YOU ARE VISITING THE OLD MALKIN(S)WATCH. THAT'S FANTASTIC. PLEASE VISIT THE NEW MALKIN(S)WATCH WHEN YOU GET A CHANCE.
I guess not...
The Los Angeles Times runs a lame correction regarding its Eason Jordan coverage...What is the point of running a correction if the correction is as bad as the original error?
She links to Patterico's Pontifications:
The L.A. Times story on Eason Jordan’s resignation had this absurd paragraph:

While at CNN, Jordan also had provoked many activists and critics in an April 2003 opinion piece in the New York Times. Jordan asserted that he sometimes could not allow his network to report all it had learned during the intense early days of combat in Iraq, for fear that releasing certain confidential information would put lives in jeopardy.
So there appears to be a big mistake there. His focus was not just "the intense early days of combat", rather the entire length of Saddam's regime. Jordan's op-ed:
For example, in the mid-1990's one of our Iraqi cameramen was abducted. For weeks he was beaten and subjected to electroshock torture in the basement of a secret police headquarters because he refused to confirm the government's ludicrous suspicion that I was the Central Intelligence Agency's Iraq station chief. CNN had been in Baghdad long enough to know that telling the world about the torture of one of its employees would almost certainly have gotten him killed and put his family and co-workers at grave risk.

§

▶ **PROBLEMS TO SOLVE**:
1: List every news organization named in the Eason Jordan post.
2: Print the Eason Jordan post from "While at CNN, Jordan" to "lives in jeopardy.".

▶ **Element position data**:
§

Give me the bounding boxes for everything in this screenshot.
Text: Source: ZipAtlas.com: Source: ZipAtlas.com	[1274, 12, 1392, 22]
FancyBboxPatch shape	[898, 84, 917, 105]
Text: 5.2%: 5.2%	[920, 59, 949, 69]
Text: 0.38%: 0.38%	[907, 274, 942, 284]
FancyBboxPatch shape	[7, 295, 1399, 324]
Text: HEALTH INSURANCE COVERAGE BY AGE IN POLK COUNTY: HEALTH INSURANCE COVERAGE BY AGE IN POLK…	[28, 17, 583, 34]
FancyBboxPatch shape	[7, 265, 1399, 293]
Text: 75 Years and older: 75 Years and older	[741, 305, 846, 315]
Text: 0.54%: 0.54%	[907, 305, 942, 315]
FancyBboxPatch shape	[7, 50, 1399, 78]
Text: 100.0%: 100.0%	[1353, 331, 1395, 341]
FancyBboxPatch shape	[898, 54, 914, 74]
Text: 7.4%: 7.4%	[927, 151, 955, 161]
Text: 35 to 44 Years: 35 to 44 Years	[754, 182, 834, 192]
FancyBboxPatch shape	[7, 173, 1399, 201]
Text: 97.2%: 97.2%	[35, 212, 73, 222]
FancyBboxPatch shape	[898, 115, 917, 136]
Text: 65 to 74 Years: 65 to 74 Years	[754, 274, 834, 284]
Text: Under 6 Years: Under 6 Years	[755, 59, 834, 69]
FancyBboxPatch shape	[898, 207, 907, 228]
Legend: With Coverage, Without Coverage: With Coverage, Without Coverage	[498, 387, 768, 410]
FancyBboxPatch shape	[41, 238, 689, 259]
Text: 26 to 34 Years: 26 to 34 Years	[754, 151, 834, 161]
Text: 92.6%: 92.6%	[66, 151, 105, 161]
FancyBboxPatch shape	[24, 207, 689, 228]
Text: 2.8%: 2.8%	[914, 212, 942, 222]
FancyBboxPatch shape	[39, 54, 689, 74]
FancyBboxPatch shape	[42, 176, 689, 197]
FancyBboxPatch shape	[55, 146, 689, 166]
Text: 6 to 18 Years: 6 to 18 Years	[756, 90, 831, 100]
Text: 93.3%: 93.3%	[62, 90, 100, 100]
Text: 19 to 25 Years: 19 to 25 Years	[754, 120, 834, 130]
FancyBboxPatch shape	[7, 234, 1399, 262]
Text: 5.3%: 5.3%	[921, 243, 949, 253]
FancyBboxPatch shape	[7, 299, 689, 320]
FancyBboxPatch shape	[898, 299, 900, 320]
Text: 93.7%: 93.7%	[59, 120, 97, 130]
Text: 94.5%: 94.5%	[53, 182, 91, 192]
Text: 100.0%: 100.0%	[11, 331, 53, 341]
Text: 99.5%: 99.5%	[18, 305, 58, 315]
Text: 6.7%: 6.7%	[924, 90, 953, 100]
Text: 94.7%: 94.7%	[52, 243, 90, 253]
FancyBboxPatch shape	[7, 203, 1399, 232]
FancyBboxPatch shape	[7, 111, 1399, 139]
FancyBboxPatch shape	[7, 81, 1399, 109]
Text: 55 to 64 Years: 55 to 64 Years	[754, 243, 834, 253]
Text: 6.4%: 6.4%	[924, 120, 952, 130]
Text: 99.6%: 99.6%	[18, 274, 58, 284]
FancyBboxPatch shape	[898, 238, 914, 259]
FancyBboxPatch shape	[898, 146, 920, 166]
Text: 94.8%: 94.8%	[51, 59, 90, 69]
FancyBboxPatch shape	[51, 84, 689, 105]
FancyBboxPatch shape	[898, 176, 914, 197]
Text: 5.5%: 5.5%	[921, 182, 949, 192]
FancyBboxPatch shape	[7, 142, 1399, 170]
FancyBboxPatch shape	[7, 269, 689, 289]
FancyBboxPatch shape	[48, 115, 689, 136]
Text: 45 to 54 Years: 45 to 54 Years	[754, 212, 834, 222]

§

▶ **EXERCISE SOLUTIONS**:
1:
Los Angeles Times (L.A. Times)
CNN
New York Times

2:
While at CNN, Jordan also had provoked many activists and critics in an April 2003 opinion piece in the New York Times. Jordan asserted that he sometimes could not allow his network to report all it had learned during the intense early days of combat in Iraq, for fear that releasing certain confidential information would put lives in jeopardy.